*Objective*.
Within the listing below, locate all lines containing the word "Department". Copy each one.

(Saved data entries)
-*-
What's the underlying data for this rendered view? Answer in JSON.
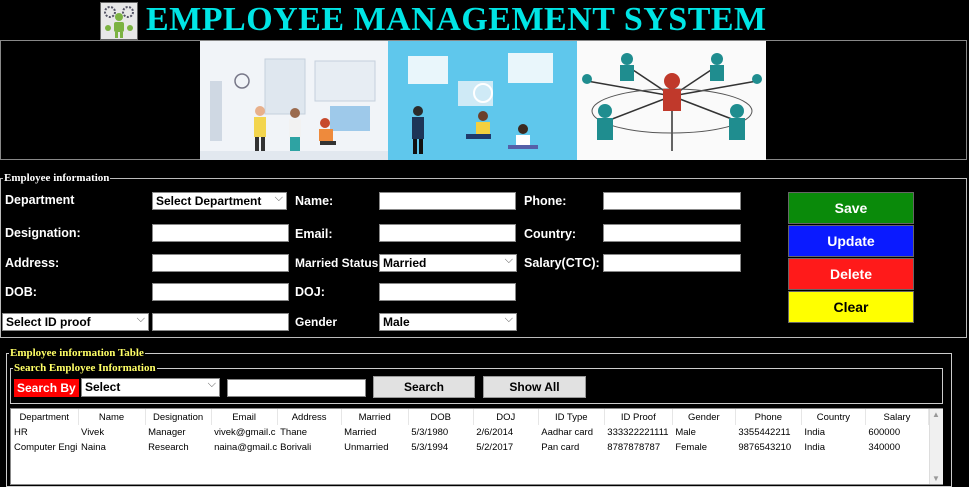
{
  "app": {
    "title": "EMPLOYEE MANAGEMENT SYSTEM",
    "logo_icon": "team-gear-icon"
  },
  "employee_info": {
    "legend": "Employee information",
    "labels": {
      "department": "Department",
      "designation": "Designation:",
      "address": "Address:",
      "dob": "DOB:",
      "name": "Name:",
      "email": "Email:",
      "married_status": "Married Status",
      "doj": "DOJ:",
      "gender": "Gender",
      "phone": "Phone:",
      "country": "Country:",
      "salary": "Salary(CTC):"
    },
    "values": {
      "department": "Select Department",
      "id_proof": "Select ID proof",
      "married_status": "Married",
      "gender": "Male",
      "designation": "",
      "address": "",
      "dob": "",
      "id_proof_number": "",
      "name": "",
      "email": "",
      "doj": "",
      "phone": "",
      "country": "",
      "salary": ""
    }
  },
  "actions": {
    "save": "Save",
    "update": "Update",
    "delete": "Delete",
    "clear": "Clear"
  },
  "table_section": {
    "legend": "Employee information Table",
    "search_legend": "Search Employee Information",
    "search_by": "Search By",
    "search_select": "Select",
    "search_text": "",
    "search_button": "Search",
    "show_all_button": "Show All"
  },
  "grid": {
    "columns": [
      "Department",
      "Name",
      "Designation",
      "Email",
      "Address",
      "Married",
      "DOB",
      "DOJ",
      "ID Type",
      "ID Proof",
      "Gender",
      "Phone",
      "Country",
      "Salary"
    ],
    "rows": [
      [
        "HR",
        "Vivek",
        "Manager",
        "vivek@gmail.c",
        "Thane",
        "Married",
        "5/3/1980",
        "2/6/2014",
        "Aadhar card",
        "333322221111",
        "Male",
        "3355442211",
        "India",
        "600000"
      ],
      [
        "Computer Engi",
        "Naina",
        "Research",
        "naina@gmail.c",
        "Borivali",
        "Unmarried",
        "5/3/1994",
        "5/2/2017",
        "Pan card",
        "8787878787",
        "Female",
        "9876543210",
        "India",
        "340000"
      ]
    ]
  },
  "colors": {
    "title": "#00e5e5",
    "legend": "#ffffff",
    "legend_table": "#ffff66",
    "save": "#0a8a0a",
    "update": "#0a1aff",
    "delete": "#ff1a1a",
    "clear": "#ffff00",
    "search_by": "#ff0000"
  }
}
-*-
*Reply to the task*.
      "department": "Department",
      "department": "Select Department",
      "Department",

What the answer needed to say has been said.